* Start *

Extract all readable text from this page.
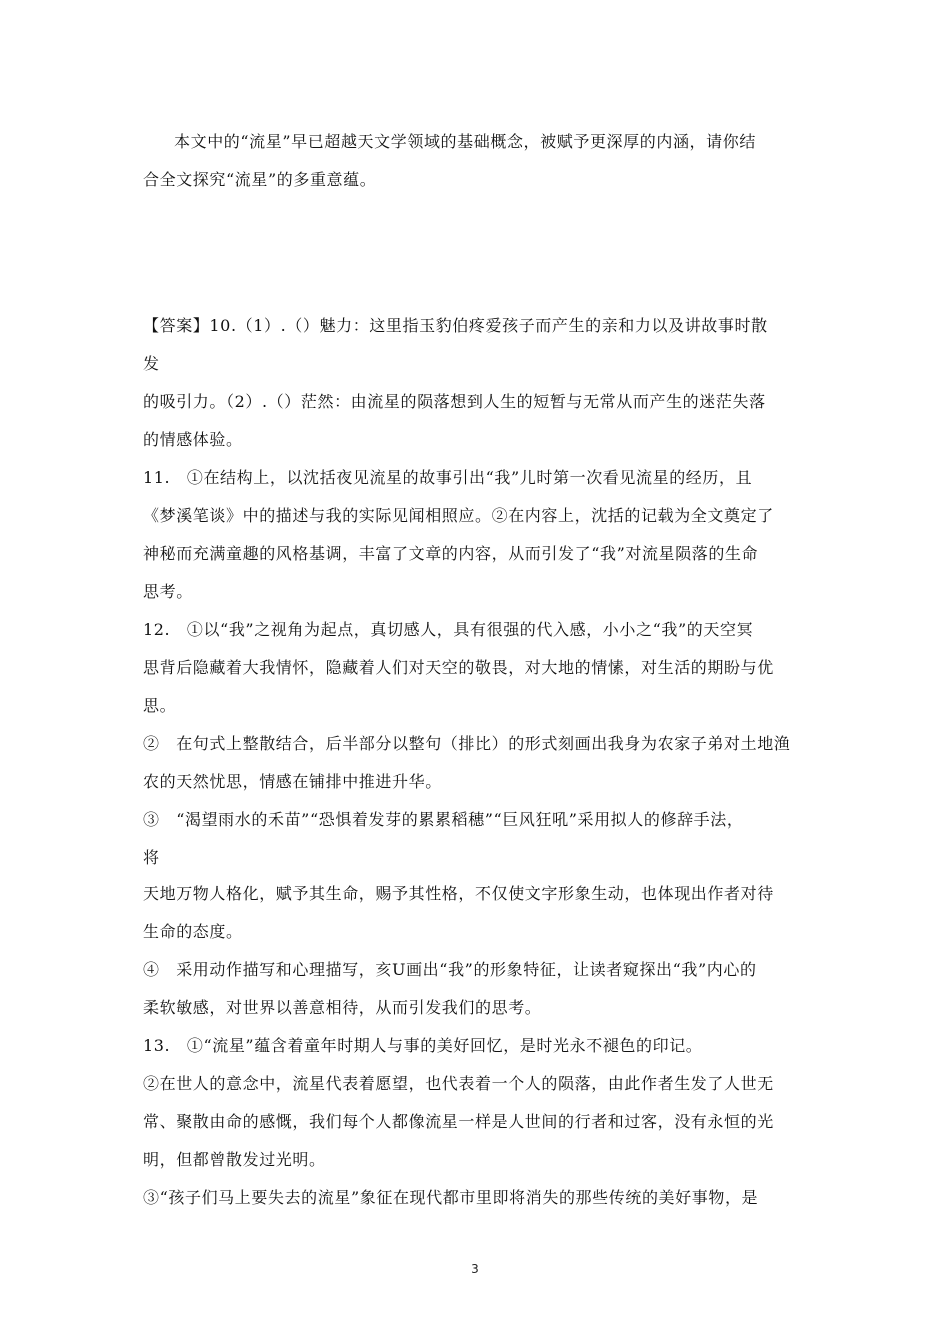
本文中的“流星”早已超越天文学领域的基础概念，被赋予更深厚的内涵，请你结
合全文探究“流星”的多重意蕴。
【答案】10.（1）.（）魅力：这里指玉豹伯疼爱孩子而产生的亲和力以及讲故事时散
发
的吸引力。（2）.（）茫然：由流星的陨落想到人生的短暂与无常从而产生的迷茫失落
的情感体验。
11.　①在结构上，以沈括夜见流星的故事引出“我”儿时第一次看见流星的经历，且
《梦溪笔谈》中的描述与我的实际见闻相照应。②在内容上，沈括的记载为全文奠定了
神秘而充满童趣的风格基调，丰富了文章的内容，从而引发了“我”对流星陨落的生命
思考。
12.　①以“我”之视角为起点，真切感人，具有很强的代入感，小小之“我”的天空冥
思背后隐藏着大我情怀，隐藏着人们对天空的敬畏，对大地的情愫，对生活的期盼与优
思。
②　在句式上整散结合，后半部分以整句（排比）的形式刻画出我身为农家子弟对土地渔
农的天然忧思，情感在铺排中推进升华。
③　“渴望雨水的禾苗”“恐惧着发芽的累累稻穗”“巨风狂吼”采用拟人的修辞手法，
将
天地万物人格化，赋予其生命，赐予其性格，不仅使文字形象生动，也体现出作者对待
生命的态度。
④　采用动作描写和心理描写，亥U画出“我”的形象特征，让读者窥探出“我”内心的
柔软敏感，对世界以善意相待，从而引发我们的思考。
13.　①“流星”蕴含着童年时期人与事的美好回忆，是时光永不褪色的印记。
②在世人的意念中，流星代表着愿望，也代表着一个人的陨落，由此作者生发了人世无
常、聚散由命的感慨，我们每个人都像流星一样是人世间的行者和过客，没有永恒的光
明，但都曾散发过光明。
③“孩子们马上要失去的流星”象征在现代都市里即将消失的那些传统的美好事物，是
3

* End *

Leave out every picture and copy the rest of the records exactly.

**Written response:**
Extract all readable text from this page.
本文中的“流星”早已超越天文学领域的基础概念，被赋予更深厚的内涵，请你结
合全文探究“流星”的多重意蕴。
【答案】10.（1）.（）魅力：这里指玉豹伯疼爱孩子而产生的亲和力以及讲故事时散
发
的吸引力。（2）.（）茫然：由流星的陨落想到人生的短暂与无常从而产生的迷茫失落
的情感体验。
11.　①在结构上，以沈括夜见流星的故事引出“我”儿时第一次看见流星的经历，且
《梦溪笔谈》中的描述与我的实际见闻相照应。②在内容上，沈括的记载为全文奠定了
神秘而充满童趣的风格基调，丰富了文章的内容，从而引发了“我”对流星陨落的生命
思考。
12.　①以“我”之视角为起点，真切感人，具有很强的代入感，小小之“我”的天空冥
思背后隐藏着大我情怀，隐藏着人们对天空的敬畏，对大地的情愫，对生活的期盼与优
思。
②　在句式上整散结合，后半部分以整句（排比）的形式刻画出我身为农家子弟对土地渔
农的天然忧思，情感在铺排中推进升华。
③　“渴望雨水的禾苗”“恐惧着发芽的累累稻穗”“巨风狂吼”采用拟人的修辞手法，
将
天地万物人格化，赋予其生命，赐予其性格，不仅使文字形象生动，也体现出作者对待
生命的态度。
④　采用动作描写和心理描写，亥U画出“我”的形象特征，让读者窥探出“我”内心的
柔软敏感，对世界以善意相待，从而引发我们的思考。
13.　①“流星”蕴含着童年时期人与事的美好回忆，是时光永不褪色的印记。
②在世人的意念中，流星代表着愿望，也代表着一个人的陨落，由此作者生发了人世无
常、聚散由命的感慨，我们每个人都像流星一样是人世间的行者和过客，没有永恒的光
明，但都曾散发过光明。
③“孩子们马上要失去的流星”象征在现代都市里即将消失的那些传统的美好事物，是
3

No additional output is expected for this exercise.